### EXTRACTED ENTRIES
● ● ●

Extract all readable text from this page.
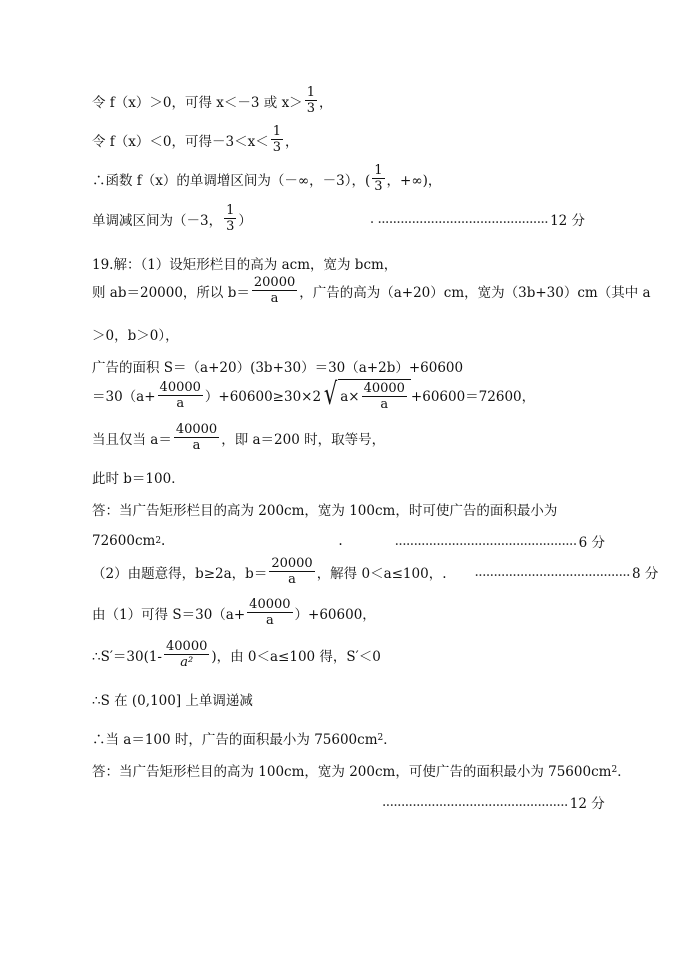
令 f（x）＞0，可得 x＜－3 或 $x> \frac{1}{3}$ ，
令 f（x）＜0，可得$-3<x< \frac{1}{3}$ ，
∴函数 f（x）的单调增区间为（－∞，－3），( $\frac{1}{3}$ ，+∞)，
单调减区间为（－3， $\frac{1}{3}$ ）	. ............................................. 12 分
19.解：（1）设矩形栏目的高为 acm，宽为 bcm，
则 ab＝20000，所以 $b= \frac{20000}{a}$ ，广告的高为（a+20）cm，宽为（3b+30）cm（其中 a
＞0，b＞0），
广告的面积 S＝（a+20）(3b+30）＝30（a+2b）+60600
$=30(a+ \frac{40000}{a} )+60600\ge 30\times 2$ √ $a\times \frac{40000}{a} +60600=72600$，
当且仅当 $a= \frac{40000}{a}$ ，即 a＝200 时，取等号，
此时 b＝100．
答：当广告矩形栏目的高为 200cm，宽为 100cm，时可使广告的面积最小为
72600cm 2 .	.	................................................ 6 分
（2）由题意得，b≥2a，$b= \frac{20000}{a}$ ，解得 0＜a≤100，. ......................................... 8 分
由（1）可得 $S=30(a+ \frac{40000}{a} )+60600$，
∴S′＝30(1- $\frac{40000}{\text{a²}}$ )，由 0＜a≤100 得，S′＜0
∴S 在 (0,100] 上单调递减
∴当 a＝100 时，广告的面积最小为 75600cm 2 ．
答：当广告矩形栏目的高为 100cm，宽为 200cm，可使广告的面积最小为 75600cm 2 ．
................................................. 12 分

● ● ●

### DESCRIPTION OF THE TASK
Report how many lines of the listing above include the word "text". Say nothing but the number.

### OUTPUT
2